[INSTRUCTION] Without the pictures, print each of the records below exactly as it appears.

[DATA EXTRACT]
* begin *

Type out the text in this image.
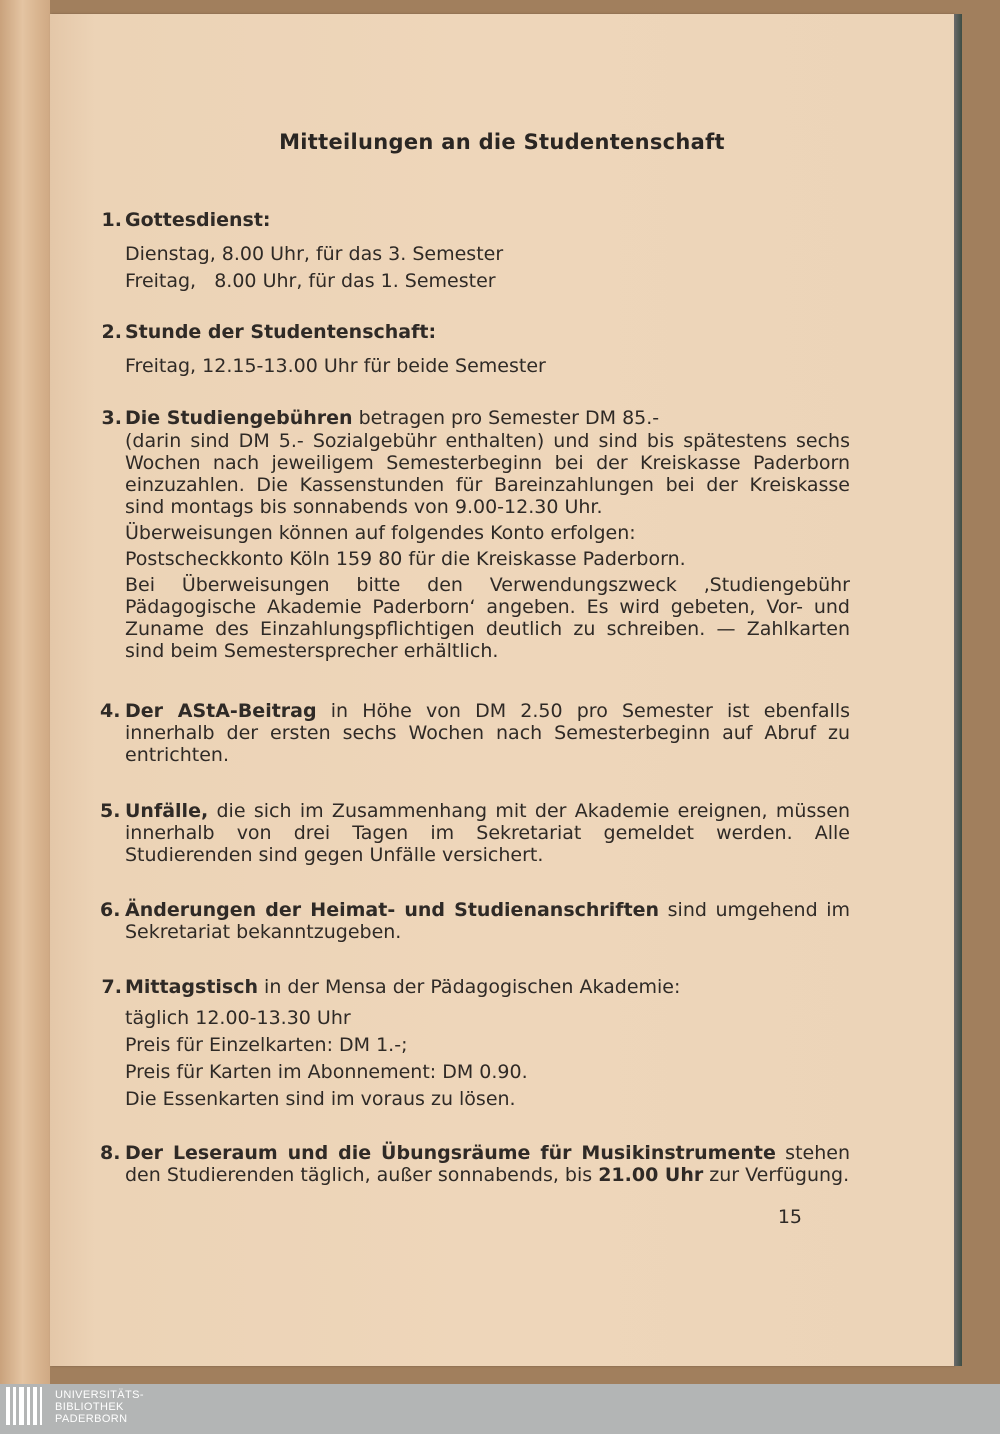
Mitteilungen an die Studentenschaft
1. Gottesdienst:
Dienstag, 8.00 Uhr, für das 3. Semester
Freitag,   8.00 Uhr, für das 1. Semester
2. Stunde der Studentenschaft:
Freitag, 12.15-13.00 Uhr für beide Semester
3. Die Studiengebühren betragen pro Semester DM 85.-
(darin sind DM 5.- Sozialgebühr enthalten) und sind bis spätestens sechs Wochen nach jeweiligem Semesterbeginn bei der Kreiskasse Paderborn einzuzahlen. Die Kassenstunden für Bareinzahlungen bei der Kreiskasse sind montags bis sonnabends von 9.00-12.30 Uhr.
Überweisungen können auf folgendes Konto erfolgen:
Postscheckkonto Köln 159 80 für die Kreiskasse Paderborn.
Bei Überweisungen bitte den Verwendungszweck ‚Studiengebühr Pädagogische Akademie Paderborn‘ angeben. Es wird gebeten, Vor- und Zuname des Einzahlungspflichtigen deutlich zu schreiben. — Zahlkarten sind beim Semestersprecher erhältlich.
4. Der AStA-Beitrag in Höhe von DM 2.50 pro Semester ist ebenfalls innerhalb der ersten sechs Wochen nach Semesterbeginn auf Abruf zu entrichten.
5. Unfälle, die sich im Zusammenhang mit der Akademie ereignen, müssen innerhalb von drei Tagen im Sekretariat gemeldet werden. Alle Studierenden sind gegen Unfälle versichert.
6. Änderungen der Heimat- und Studienanschriften sind umgehend im Sekretariat bekanntzugeben.
7. Mittagstisch in der Mensa der Pädagogischen Akademie:
täglich 12.00-13.30 Uhr
Preis für Einzelkarten: DM 1.-;
Preis für Karten im Abonnement: DM 0.90.
Die Essenkarten sind im voraus zu lösen.
8. Der Leseraum und die Übungsräume für Musikinstrumente stehen den Studierenden täglich, außer sonnabends, bis 21.00 Uhr zur Verfügung.
15
UNIVERSITÄTS-
BIBLIOTHEK
PADERBORN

* end *

[EXPECTED OUTPUT]
Type out the text in this image.
Mitteilungen an die Studentenschaft
1. Gottesdienst:
Dienstag, 8.00 Uhr, für das 3. Semester
Freitag,   8.00 Uhr, für das 1. Semester
2. Stunde der Studentenschaft:
Freitag, 12.15-13.00 Uhr für beide Semester
3. Die Studiengebühren betragen pro Semester DM 85.-
(darin sind DM 5.- Sozialgebühr enthalten) und sind bis spätestens sechs Wochen nach jeweiligem Semesterbeginn bei der Kreiskasse Paderborn einzuzahlen. Die Kassenstunden für Bareinzahlungen bei der Kreiskasse sind montags bis sonnabends von 9.00-12.30 Uhr.
Überweisungen können auf folgendes Konto erfolgen:
Postscheckkonto Köln 159 80 für die Kreiskasse Paderborn.
Bei Überweisungen bitte den Verwendungszweck ‚Studiengebühr Pädagogische Akademie Paderborn‘ angeben. Es wird gebeten, Vor- und Zuname des Einzahlungspflichtigen deutlich zu schreiben. — Zahlkarten sind beim Semestersprecher erhältlich.
4. Der AStA-Beitrag in Höhe von DM 2.50 pro Semester ist ebenfalls innerhalb der ersten sechs Wochen nach Semesterbeginn auf Abruf zu entrichten.
5. Unfälle, die sich im Zusammenhang mit der Akademie ereignen, müssen innerhalb von drei Tagen im Sekretariat gemeldet werden. Alle Studierenden sind gegen Unfälle versichert.
6. Änderungen der Heimat- und Studienanschriften sind umgehend im Sekretariat bekanntzugeben.
7. Mittagstisch in der Mensa der Pädagogischen Akademie:
täglich 12.00-13.30 Uhr
Preis für Einzelkarten: DM 1.-;
Preis für Karten im Abonnement: DM 0.90.
Die Essenkarten sind im voraus zu lösen.
8. Der Leseraum und die Übungsräume für Musikinstrumente stehen den Studierenden täglich, außer sonnabends, bis 21.00 Uhr zur Verfügung.
15
UNIVERSITÄTS-
BIBLIOTHEK
PADERBORN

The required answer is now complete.